_Challenge_. Copy out the material below word for word, starting with its first line and stopping after the line that contains "gold-count: 20734 — [520, 160, 584, 184]", with both of those lines included.

_Record list_.
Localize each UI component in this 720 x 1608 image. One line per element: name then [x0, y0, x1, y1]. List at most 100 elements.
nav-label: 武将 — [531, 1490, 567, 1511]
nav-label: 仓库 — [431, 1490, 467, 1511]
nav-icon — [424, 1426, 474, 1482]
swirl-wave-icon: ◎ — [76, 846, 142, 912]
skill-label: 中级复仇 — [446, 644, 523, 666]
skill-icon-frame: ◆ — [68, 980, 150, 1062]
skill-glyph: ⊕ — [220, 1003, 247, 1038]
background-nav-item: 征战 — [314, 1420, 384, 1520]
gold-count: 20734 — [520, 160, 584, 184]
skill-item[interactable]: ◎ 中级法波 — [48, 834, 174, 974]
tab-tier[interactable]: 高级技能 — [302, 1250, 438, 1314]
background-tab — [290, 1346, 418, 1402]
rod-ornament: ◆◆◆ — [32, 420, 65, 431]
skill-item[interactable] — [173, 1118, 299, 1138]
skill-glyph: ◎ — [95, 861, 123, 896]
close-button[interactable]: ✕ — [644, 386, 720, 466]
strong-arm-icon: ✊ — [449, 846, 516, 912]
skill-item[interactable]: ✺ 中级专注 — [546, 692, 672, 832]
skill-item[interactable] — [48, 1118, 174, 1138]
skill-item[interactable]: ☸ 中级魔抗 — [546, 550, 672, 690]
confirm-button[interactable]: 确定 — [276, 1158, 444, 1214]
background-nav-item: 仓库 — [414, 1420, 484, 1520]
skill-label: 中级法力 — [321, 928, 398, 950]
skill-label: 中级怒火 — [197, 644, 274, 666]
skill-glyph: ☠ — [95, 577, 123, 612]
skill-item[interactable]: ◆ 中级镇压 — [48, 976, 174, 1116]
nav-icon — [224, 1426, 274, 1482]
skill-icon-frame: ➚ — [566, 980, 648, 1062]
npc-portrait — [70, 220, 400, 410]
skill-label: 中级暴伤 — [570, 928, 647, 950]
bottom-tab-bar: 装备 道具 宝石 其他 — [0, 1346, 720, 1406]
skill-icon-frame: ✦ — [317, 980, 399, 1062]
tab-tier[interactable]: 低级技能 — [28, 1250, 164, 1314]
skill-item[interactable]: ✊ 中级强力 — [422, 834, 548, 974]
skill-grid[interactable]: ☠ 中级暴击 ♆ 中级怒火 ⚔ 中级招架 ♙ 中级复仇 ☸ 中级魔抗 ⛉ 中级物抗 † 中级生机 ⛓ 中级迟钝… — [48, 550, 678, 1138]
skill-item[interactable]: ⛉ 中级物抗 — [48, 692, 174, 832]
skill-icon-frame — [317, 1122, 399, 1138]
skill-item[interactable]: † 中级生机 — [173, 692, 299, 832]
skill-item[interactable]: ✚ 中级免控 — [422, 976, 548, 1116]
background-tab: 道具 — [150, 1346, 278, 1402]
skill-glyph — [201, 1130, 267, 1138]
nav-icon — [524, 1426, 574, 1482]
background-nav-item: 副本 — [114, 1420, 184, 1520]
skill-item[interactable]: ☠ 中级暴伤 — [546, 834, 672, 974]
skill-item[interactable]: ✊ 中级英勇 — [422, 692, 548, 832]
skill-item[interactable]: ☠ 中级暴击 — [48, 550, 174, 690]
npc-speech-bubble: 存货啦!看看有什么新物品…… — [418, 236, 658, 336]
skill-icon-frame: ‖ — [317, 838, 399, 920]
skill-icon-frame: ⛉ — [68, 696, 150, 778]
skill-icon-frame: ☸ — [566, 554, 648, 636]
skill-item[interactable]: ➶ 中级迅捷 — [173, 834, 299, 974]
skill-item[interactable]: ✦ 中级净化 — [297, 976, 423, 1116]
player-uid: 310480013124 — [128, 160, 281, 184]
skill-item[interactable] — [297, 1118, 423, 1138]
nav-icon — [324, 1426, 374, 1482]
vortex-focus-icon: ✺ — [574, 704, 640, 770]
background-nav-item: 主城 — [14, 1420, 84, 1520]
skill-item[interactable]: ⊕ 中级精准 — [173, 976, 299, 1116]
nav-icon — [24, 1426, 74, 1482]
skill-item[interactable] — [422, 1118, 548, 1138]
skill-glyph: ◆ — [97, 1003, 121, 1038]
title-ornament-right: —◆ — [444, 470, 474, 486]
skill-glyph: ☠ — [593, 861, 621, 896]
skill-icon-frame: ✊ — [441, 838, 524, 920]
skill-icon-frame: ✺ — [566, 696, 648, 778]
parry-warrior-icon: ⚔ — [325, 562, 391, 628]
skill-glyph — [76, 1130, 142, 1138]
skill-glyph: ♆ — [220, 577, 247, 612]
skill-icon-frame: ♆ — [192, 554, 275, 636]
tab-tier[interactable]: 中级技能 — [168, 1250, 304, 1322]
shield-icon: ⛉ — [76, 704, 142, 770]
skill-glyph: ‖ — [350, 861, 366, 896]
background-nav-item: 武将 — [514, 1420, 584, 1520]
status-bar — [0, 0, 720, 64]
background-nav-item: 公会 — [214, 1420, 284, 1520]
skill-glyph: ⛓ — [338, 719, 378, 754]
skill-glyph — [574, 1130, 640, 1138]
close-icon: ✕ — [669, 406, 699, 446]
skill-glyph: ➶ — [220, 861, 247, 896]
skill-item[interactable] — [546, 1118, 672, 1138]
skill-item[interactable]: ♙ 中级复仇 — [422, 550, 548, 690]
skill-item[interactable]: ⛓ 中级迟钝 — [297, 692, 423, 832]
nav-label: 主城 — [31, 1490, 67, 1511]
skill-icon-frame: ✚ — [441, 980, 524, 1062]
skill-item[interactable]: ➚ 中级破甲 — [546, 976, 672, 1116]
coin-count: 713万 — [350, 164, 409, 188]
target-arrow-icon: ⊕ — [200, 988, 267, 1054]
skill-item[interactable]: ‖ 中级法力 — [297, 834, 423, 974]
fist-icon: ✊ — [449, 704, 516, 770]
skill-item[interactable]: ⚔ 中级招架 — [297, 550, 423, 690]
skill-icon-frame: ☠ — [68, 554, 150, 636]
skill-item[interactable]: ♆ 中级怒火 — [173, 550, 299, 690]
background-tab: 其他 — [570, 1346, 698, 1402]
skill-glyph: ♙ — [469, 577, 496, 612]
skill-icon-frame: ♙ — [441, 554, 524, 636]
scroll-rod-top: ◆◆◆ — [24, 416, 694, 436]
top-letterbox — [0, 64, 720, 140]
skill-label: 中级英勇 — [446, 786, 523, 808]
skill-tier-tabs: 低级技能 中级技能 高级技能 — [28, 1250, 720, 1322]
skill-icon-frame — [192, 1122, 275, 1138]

_Output below_.
Localize each UI component in this 720 x 1608 image. One line per element: name then [x0, y0, x1, y1]. List at most 100 elements.
nav-label: 武将 — [531, 1490, 567, 1511]
nav-label: 仓库 — [431, 1490, 467, 1511]
nav-icon — [424, 1426, 474, 1482]
swirl-wave-icon: ◎ — [76, 846, 142, 912]
skill-label: 中级复仇 — [446, 644, 523, 666]
skill-icon-frame: ◆ — [68, 980, 150, 1062]
skill-glyph: ⊕ — [220, 1003, 247, 1038]
background-nav-item: 征战 — [314, 1420, 384, 1520]
gold-count: 20734 — [520, 160, 584, 184]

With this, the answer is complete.